▸ Requirements
In the material below, find all lines with the string "page" and copy them.

▸ Entries provided

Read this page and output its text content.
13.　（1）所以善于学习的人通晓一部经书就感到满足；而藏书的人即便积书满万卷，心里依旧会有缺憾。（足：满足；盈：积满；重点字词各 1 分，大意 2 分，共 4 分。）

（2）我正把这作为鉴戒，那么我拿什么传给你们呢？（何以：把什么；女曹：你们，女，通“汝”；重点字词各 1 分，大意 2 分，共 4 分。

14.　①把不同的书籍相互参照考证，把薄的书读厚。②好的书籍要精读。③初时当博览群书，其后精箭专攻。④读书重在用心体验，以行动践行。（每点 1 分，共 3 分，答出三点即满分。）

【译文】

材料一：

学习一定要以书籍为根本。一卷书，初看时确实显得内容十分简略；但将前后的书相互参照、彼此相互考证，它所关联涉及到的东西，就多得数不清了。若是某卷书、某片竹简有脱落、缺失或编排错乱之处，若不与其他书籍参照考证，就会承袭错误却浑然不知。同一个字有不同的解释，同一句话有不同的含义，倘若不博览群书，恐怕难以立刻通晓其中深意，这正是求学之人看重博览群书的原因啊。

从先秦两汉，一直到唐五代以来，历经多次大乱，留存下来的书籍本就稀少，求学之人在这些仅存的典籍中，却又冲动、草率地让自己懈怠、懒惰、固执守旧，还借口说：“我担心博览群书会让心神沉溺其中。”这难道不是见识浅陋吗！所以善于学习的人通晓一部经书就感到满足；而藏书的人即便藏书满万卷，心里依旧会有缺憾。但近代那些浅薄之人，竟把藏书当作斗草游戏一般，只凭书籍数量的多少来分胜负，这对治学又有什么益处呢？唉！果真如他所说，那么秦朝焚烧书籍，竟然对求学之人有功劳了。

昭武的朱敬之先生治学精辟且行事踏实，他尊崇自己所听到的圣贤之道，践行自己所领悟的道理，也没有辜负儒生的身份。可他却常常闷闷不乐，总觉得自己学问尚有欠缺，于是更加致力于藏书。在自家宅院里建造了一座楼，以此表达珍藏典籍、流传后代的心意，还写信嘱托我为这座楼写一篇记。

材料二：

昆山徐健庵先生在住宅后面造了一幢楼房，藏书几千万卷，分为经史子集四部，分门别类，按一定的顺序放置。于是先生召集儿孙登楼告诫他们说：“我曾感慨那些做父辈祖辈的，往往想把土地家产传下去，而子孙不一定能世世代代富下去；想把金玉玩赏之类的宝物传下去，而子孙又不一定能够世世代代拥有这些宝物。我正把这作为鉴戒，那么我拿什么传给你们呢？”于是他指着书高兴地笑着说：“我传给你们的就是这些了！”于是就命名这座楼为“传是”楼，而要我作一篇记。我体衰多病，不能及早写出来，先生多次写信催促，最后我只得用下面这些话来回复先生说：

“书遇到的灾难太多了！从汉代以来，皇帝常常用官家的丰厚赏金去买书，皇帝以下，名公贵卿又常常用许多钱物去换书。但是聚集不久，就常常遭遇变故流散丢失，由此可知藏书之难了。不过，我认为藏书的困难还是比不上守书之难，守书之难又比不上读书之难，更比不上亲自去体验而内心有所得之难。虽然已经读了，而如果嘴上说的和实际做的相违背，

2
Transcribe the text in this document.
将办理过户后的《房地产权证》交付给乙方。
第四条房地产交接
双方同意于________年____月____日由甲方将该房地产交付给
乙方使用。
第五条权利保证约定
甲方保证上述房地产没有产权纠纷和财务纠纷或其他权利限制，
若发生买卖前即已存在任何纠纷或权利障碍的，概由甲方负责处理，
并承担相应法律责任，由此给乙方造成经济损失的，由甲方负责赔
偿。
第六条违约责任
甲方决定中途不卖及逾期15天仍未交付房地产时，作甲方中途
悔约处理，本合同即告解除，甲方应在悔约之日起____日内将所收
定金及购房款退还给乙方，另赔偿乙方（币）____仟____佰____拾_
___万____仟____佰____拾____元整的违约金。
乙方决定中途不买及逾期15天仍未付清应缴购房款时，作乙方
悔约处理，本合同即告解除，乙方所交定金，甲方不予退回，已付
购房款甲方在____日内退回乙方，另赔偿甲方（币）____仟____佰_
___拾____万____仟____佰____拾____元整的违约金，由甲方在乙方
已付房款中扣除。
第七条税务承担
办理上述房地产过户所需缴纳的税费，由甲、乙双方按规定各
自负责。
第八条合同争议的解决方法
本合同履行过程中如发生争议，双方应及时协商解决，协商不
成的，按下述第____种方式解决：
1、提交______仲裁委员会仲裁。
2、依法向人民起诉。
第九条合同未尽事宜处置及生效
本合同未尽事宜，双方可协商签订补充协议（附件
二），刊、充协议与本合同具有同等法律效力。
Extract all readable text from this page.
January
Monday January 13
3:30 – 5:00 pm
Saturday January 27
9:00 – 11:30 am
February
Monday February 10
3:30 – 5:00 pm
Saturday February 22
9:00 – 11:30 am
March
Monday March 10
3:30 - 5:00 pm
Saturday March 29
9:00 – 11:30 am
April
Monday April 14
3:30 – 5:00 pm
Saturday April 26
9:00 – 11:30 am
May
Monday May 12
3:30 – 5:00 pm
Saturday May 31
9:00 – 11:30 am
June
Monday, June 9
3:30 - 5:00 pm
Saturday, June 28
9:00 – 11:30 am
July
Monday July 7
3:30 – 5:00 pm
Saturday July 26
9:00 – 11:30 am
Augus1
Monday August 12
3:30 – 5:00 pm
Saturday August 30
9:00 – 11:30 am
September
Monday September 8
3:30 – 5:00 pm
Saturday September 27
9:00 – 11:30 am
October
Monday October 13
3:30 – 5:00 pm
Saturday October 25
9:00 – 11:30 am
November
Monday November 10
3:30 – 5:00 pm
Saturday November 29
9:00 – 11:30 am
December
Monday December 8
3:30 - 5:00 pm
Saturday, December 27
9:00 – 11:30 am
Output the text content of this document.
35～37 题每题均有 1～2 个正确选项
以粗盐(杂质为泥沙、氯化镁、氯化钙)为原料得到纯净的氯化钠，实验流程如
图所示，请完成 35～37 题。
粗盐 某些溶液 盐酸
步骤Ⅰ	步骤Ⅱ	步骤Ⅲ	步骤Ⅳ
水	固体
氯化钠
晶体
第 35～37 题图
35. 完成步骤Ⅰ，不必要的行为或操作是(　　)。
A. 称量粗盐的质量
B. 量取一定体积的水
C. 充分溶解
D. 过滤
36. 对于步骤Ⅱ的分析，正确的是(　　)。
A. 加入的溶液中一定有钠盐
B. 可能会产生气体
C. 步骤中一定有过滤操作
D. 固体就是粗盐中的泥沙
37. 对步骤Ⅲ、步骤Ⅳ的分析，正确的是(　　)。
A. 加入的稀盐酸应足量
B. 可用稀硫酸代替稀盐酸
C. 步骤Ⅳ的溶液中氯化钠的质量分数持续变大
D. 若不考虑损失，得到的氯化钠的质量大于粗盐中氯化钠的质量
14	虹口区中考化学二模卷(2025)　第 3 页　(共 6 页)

▸ The reply
Read this page and output its text content.
Extract all readable text from this page.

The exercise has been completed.